### Task brief
Write out each entry, exactly the way it appears.

** Start of Data to process **

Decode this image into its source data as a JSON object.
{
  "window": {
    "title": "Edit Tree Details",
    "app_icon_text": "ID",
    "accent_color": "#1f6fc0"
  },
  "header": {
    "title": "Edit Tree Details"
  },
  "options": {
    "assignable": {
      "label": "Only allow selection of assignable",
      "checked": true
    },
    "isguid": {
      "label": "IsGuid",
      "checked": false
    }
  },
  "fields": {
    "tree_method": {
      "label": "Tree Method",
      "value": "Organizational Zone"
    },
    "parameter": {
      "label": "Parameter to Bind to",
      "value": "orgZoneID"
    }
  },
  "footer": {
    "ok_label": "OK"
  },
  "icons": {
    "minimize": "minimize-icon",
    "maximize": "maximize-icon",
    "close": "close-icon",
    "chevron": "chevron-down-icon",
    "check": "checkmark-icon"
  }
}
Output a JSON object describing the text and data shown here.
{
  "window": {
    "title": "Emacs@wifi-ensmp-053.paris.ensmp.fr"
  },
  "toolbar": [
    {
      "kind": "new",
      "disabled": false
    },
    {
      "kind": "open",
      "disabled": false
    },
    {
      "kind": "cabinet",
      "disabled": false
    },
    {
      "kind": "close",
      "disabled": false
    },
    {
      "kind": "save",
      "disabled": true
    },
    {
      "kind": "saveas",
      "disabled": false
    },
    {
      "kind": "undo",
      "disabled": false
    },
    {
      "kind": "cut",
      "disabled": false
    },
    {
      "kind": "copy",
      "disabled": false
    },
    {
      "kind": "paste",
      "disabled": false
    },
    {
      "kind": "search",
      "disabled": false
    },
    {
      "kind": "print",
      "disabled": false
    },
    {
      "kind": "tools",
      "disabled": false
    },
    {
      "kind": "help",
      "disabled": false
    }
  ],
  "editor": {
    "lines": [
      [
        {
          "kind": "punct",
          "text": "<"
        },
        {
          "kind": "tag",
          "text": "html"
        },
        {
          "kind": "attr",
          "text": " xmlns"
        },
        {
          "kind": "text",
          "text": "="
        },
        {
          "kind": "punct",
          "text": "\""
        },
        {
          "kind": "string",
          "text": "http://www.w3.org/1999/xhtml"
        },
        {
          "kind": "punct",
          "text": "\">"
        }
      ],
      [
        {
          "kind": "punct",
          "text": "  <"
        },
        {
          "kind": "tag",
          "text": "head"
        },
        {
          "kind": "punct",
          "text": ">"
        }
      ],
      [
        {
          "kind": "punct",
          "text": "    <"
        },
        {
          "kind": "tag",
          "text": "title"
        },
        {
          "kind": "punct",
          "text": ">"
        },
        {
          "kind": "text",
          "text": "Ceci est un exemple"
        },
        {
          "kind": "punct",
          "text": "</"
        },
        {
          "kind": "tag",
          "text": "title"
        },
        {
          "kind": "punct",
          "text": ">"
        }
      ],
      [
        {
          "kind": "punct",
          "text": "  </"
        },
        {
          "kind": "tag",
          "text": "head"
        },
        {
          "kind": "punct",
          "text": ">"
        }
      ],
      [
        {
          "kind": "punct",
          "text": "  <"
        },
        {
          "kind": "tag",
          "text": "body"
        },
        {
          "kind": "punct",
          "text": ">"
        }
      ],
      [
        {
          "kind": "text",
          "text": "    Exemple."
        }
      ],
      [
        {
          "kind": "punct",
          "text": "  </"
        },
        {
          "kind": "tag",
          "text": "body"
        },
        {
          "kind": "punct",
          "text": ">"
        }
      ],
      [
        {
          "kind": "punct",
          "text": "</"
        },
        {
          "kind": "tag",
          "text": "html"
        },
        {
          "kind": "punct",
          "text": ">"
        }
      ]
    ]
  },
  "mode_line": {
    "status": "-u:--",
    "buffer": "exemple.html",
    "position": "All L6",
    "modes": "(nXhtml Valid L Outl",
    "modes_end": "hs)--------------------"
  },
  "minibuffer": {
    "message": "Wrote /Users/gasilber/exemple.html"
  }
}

** End of Data to process **

### Solution below
Decode this image into its source data as a JSON object.
{
  "window": {
    "title": "Edit Tree Details",
    "app_icon_text": "ID",
    "accent_color": "#1f6fc0"
  },
  "header": {
    "title": "Edit Tree Details"
  },
  "options": {
    "assignable": {
      "label": "Only allow selection of assignable",
      "checked": true
    },
    "isguid": {
      "label": "IsGuid",
      "checked": false
    }
  },
  "fields": {
    "tree_method": {
      "label": "Tree Method",
      "value": "Organizational Zone"
    },
    "parameter": {
      "label": "Parameter to Bind to",
      "value": "orgZoneID"
    }
  },
  "footer": {
    "ok_label": "OK"
  },
  "icons": {
    "minimize": "minimize-icon",
    "maximize": "maximize-icon",
    "close": "close-icon",
    "chevron": "chevron-down-icon",
    "check": "checkmark-icon"
  }
}
Output a JSON object describing the text and data shown here.
{
  "window": {
    "title": "Emacs@wifi-ensmp-053.paris.ensmp.fr"
  },
  "toolbar": [
    {
      "kind": "new",
      "disabled": false
    },
    {
      "kind": "open",
      "disabled": false
    },
    {
      "kind": "cabinet",
      "disabled": false
    },
    {
      "kind": "close",
      "disabled": false
    },
    {
      "kind": "save",
      "disabled": true
    },
    {
      "kind": "saveas",
      "disabled": false
    },
    {
      "kind": "undo",
      "disabled": false
    },
    {
      "kind": "cut",
      "disabled": false
    },
    {
      "kind": "copy",
      "disabled": false
    },
    {
      "kind": "paste",
      "disabled": false
    },
    {
      "kind": "search",
      "disabled": false
    },
    {
      "kind": "print",
      "disabled": false
    },
    {
      "kind": "tools",
      "disabled": false
    },
    {
      "kind": "help",
      "disabled": false
    }
  ],
  "editor": {
    "lines": [
      [
        {
          "kind": "punct",
          "text": "<"
        },
        {
          "kind": "tag",
          "text": "html"
        },
        {
          "kind": "attr",
          "text": " xmlns"
        },
        {
          "kind": "text",
          "text": "="
        },
        {
          "kind": "punct",
          "text": "\""
        },
        {
          "kind": "string",
          "text": "http://www.w3.org/1999/xhtml"
        },
        {
          "kind": "punct",
          "text": "\">"
        }
      ],
      [
        {
          "kind": "punct",
          "text": "  <"
        },
        {
          "kind": "tag",
          "text": "head"
        },
        {
          "kind": "punct",
          "text": ">"
        }
      ],
      [
        {
          "kind": "punct",
          "text": "    <"
        },
        {
          "kind": "tag",
          "text": "title"
        },
        {
          "kind": "punct",
          "text": ">"
        },
        {
          "kind": "text",
          "text": "Ceci est un exemple"
        },
        {
          "kind": "punct",
          "text": "</"
        },
        {
          "kind": "tag",
          "text": "title"
        },
        {
          "kind": "punct",
          "text": ">"
        }
      ],
      [
        {
          "kind": "punct",
          "text": "  </"
        },
        {
          "kind": "tag",
          "text": "head"
        },
        {
          "kind": "punct",
          "text": ">"
        }
      ],
      [
        {
          "kind": "punct",
          "text": "  <"
        },
        {
          "kind": "tag",
          "text": "body"
        },
        {
          "kind": "punct",
          "text": ">"
        }
      ],
      [
        {
          "kind": "text",
          "text": "    Exemple."
        }
      ],
      [
        {
          "kind": "punct",
          "text": "  </"
        },
        {
          "kind": "tag",
          "text": "body"
        },
        {
          "kind": "punct",
          "text": ">"
        }
      ],
      [
        {
          "kind": "punct",
          "text": "</"
        },
        {
          "kind": "tag",
          "text": "html"
        },
        {
          "kind": "punct",
          "text": ">"
        }
      ]
    ]
  },
  "mode_line": {
    "status": "-u:--",
    "buffer": "exemple.html",
    "position": "All L6",
    "modes": "(nXhtml Valid L Outl",
    "modes_end": "hs)--------------------"
  },
  "minibuffer": {
    "message": "Wrote /Users/gasilber/exemple.html"
  }
}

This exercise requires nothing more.